'''

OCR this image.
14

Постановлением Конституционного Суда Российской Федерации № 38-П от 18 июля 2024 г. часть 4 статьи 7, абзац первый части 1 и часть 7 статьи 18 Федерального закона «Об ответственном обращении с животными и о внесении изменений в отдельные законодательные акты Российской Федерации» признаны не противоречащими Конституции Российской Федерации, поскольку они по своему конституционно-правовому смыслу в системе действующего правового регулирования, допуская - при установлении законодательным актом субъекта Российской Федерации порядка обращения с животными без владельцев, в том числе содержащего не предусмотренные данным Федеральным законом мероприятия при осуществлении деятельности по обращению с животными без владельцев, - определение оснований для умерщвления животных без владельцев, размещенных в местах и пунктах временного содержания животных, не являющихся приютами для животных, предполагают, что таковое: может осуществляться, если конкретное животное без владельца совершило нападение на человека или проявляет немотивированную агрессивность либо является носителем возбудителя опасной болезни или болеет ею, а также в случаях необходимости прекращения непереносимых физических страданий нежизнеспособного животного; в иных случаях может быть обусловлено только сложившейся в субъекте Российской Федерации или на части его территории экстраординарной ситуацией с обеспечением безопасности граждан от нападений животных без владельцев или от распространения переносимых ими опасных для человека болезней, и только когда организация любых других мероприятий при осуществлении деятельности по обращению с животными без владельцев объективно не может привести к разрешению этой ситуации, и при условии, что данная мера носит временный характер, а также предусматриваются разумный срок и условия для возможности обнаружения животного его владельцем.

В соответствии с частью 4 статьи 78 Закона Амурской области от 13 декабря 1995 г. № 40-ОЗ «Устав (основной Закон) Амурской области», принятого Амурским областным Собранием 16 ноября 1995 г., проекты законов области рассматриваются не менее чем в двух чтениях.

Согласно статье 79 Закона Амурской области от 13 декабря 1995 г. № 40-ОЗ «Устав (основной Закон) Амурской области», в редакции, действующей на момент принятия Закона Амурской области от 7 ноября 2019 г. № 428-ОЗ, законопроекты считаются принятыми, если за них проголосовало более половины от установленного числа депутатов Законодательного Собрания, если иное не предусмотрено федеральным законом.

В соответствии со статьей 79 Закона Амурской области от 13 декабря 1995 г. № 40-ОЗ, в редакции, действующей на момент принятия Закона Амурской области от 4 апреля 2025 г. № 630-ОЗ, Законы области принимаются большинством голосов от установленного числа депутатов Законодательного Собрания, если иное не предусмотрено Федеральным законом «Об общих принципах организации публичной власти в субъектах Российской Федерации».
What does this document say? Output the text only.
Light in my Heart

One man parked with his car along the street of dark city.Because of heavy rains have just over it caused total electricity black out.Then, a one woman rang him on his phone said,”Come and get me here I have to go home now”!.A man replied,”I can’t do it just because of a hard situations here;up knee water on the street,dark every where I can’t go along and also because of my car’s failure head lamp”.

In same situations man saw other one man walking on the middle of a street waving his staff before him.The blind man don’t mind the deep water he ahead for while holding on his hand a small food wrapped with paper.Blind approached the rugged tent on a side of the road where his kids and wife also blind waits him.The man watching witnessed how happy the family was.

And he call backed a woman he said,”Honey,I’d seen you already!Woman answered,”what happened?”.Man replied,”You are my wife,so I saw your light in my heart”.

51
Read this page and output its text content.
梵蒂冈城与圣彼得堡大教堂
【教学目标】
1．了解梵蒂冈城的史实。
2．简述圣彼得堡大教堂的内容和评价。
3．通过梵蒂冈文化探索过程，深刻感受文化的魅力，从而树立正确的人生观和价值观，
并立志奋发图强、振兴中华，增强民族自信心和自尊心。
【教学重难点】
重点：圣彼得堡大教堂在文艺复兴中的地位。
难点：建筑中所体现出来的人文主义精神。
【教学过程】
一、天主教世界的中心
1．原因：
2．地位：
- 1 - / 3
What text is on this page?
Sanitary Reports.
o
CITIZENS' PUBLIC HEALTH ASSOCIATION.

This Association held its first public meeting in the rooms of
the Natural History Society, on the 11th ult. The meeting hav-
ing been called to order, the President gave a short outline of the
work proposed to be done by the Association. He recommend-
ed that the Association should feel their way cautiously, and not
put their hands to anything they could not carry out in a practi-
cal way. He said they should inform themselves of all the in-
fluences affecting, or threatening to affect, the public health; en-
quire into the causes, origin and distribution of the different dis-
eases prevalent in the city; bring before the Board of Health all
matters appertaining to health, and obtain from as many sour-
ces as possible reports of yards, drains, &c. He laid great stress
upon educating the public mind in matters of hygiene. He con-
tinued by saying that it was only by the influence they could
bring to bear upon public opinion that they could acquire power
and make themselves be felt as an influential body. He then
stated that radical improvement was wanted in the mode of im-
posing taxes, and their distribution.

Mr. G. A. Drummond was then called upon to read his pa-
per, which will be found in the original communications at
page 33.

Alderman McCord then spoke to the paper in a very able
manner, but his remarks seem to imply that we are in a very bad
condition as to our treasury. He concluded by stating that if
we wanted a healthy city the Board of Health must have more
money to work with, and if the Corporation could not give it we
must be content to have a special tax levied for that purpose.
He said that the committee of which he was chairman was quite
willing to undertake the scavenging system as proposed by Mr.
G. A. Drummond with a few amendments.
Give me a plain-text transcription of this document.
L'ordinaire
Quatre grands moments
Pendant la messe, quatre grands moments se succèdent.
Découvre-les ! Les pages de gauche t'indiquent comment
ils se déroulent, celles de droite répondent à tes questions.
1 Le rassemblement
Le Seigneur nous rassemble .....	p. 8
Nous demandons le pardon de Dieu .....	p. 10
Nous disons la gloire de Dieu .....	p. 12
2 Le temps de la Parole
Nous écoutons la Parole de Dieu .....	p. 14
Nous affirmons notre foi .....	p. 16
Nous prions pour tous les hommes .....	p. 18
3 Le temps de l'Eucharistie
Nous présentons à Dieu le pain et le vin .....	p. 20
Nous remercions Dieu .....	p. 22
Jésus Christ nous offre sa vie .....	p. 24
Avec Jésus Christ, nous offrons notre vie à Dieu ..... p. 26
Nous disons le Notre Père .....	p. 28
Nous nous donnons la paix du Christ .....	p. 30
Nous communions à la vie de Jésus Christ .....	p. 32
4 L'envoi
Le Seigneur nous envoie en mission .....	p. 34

'''

### GIVEN REQUEST:
Your task is to repeat the data exactly; please include every line.

### COMPLETE OUTPUT:
OCR this image.
14

Постановлением Конституционного Суда Российской Федерации № 38-П от 18 июля 2024 г. часть 4 статьи 7, абзац первый части 1 и часть 7 статьи 18 Федерального закона «Об ответственном обращении с животными и о внесении изменений в отдельные законодательные акты Российской Федерации» признаны не противоречащими Конституции Российской Федерации, поскольку они по своему конституционно-правовому смыслу в системе действующего правового регулирования, допуская - при установлении законодательным актом субъекта Российской Федерации порядка обращения с животными без владельцев, в том числе содержащего не предусмотренные данным Федеральным законом мероприятия при осуществлении деятельности по обращению с животными без владельцев, - определение оснований для умерщвления животных без владельцев, размещенных в местах и пунктах временного содержания животных, не являющихся приютами для животных, предполагают, что таковое: может осуществляться, если конкретное животное без владельца совершило нападение на человека или проявляет немотивированную агрессивность либо является носителем возбудителя опасной болезни или болеет ею, а также в случаях необходимости прекращения непереносимых физических страданий нежизнеспособного животного; в иных случаях может быть обусловлено только сложившейся в субъекте Российской Федерации или на части его территории экстраординарной ситуацией с обеспечением безопасности граждан от нападений животных без владельцев или от распространения переносимых ими опасных для человека болезней, и только когда организация любых других мероприятий при осуществлении деятельности по обращению с животными без владельцев объективно не может привести к разрешению этой ситуации, и при условии, что данная мера носит временный характер, а также предусматриваются разумный срок и условия для возможности обнаружения животного его владельцем.

В соответствии с частью 4 статьи 78 Закона Амурской области от 13 декабря 1995 г. № 40-ОЗ «Устав (основной Закон) Амурской области», принятого Амурским областным Собранием 16 ноября 1995 г., проекты законов области рассматриваются не менее чем в двух чтениях.

Согласно статье 79 Закона Амурской области от 13 декабря 1995 г. № 40-ОЗ «Устав (основной Закон) Амурской области», в редакции, действующей на момент принятия Закона Амурской области от 7 ноября 2019 г. № 428-ОЗ, законопроекты считаются принятыми, если за них проголосовало более половины от установленного числа депутатов Законодательного Собрания, если иное не предусмотрено федеральным законом.

В соответствии со статьей 79 Закона Амурской области от 13 декабря 1995 г. № 40-ОЗ, в редакции, действующей на момент принятия Закона Амурской области от 4 апреля 2025 г. № 630-ОЗ, Законы области принимаются большинством голосов от установленного числа депутатов Законодательного Собрания, если иное не предусмотрено Федеральным законом «Об общих принципах организации публичной власти в субъектах Российской Федерации».
What does this document say? Output the text only.
Light in my Heart

One man parked with his car along the street of dark city.Because of heavy rains have just over it caused total electricity black out.Then, a one woman rang him on his phone said,”Come and get me here I have to go home now”!.A man replied,”I can’t do it just because of a hard situations here;up knee water on the street,dark every where I can’t go along and also because of my car’s failure head lamp”.

In same situations man saw other one man walking on the middle of a street waving his staff before him.The blind man don’t mind the deep water he ahead for while holding on his hand a small food wrapped with paper.Blind approached the rugged tent on a side of the road where his kids and wife also blind waits him.The man watching witnessed how happy the family was.

And he call backed a woman he said,”Honey,I’d seen you already!Woman answered,”what happened?”.Man replied,”You are my wife,so I saw your light in my heart”.

51
Read this page and output its text content.
梵蒂冈城与圣彼得堡大教堂
【教学目标】
1．了解梵蒂冈城的史实。
2．简述圣彼得堡大教堂的内容和评价。
3．通过梵蒂冈文化探索过程，深刻感受文化的魅力，从而树立正确的人生观和价值观，
并立志奋发图强、振兴中华，增强民族自信心和自尊心。
【教学重难点】
重点：圣彼得堡大教堂在文艺复兴中的地位。
难点：建筑中所体现出来的人文主义精神。
【教学过程】
一、天主教世界的中心
1．原因：
2．地位：
- 1 - / 3
What text is on this page?
Sanitary Reports.
o
CITIZENS' PUBLIC HEALTH ASSOCIATION.

This Association held its first public meeting in the rooms of
the Natural History Society, on the 11th ult. The meeting hav-
ing been called to order, the President gave a short outline of the
work proposed to be done by the Association. He recommend-
ed that the Association should feel their way cautiously, and not
put their hands to anything they could not carry out in a practi-
cal way. He said they should inform themselves of all the in-
fluences affecting, or threatening to affect, the public health; en-
quire into the causes, origin and distribution of the different dis-
eases prevalent in the city; bring before the Board of Health all
matters appertaining to health, and obtain from as many sour-
ces as possible reports of yards, drains, &c. He laid great stress
upon educating the public mind in matters of hygiene. He con-
tinued by saying that it was only by the influence they could
bring to bear upon public opinion that they could acquire power
and make themselves be felt as an influential body. He then
stated that radical improvement was wanted in the mode of im-
posing taxes, and their distribution.

Mr. G. A. Drummond was then called upon to read his pa-
per, which will be found in the original communications at
page 33.

Alderman McCord then spoke to the paper in a very able
manner, but his remarks seem to imply that we are in a very bad
condition as to our treasury. He concluded by stating that if
we wanted a healthy city the Board of Health must have more
money to work with, and if the Corporation could not give it we
must be content to have a special tax levied for that purpose.
He said that the committee of which he was chairman was quite
willing to undertake the scavenging system as proposed by Mr.
G. A. Drummond with a few amendments.
Give me a plain-text transcription of this document.
L'ordinaire
Quatre grands moments
Pendant la messe, quatre grands moments se succèdent.
Découvre-les ! Les pages de gauche t'indiquent comment
ils se déroulent, celles de droite répondent à tes questions.
1 Le rassemblement
Le Seigneur nous rassemble .....	p. 8
Nous demandons le pardon de Dieu .....	p. 10
Nous disons la gloire de Dieu .....	p. 12
2 Le temps de la Parole
Nous écoutons la Parole de Dieu .....	p. 14
Nous affirmons notre foi .....	p. 16
Nous prions pour tous les hommes .....	p. 18
3 Le temps de l'Eucharistie
Nous présentons à Dieu le pain et le vin .....	p. 20
Nous remercions Dieu .....	p. 22
Jésus Christ nous offre sa vie .....	p. 24
Avec Jésus Christ, nous offrons notre vie à Dieu ..... p. 26
Nous disons le Notre Père .....	p. 28
Nous nous donnons la paix du Christ .....	p. 30
Nous communions à la vie de Jésus Christ .....	p. 32
4 L'envoi
Le Seigneur nous envoie en mission .....	p. 34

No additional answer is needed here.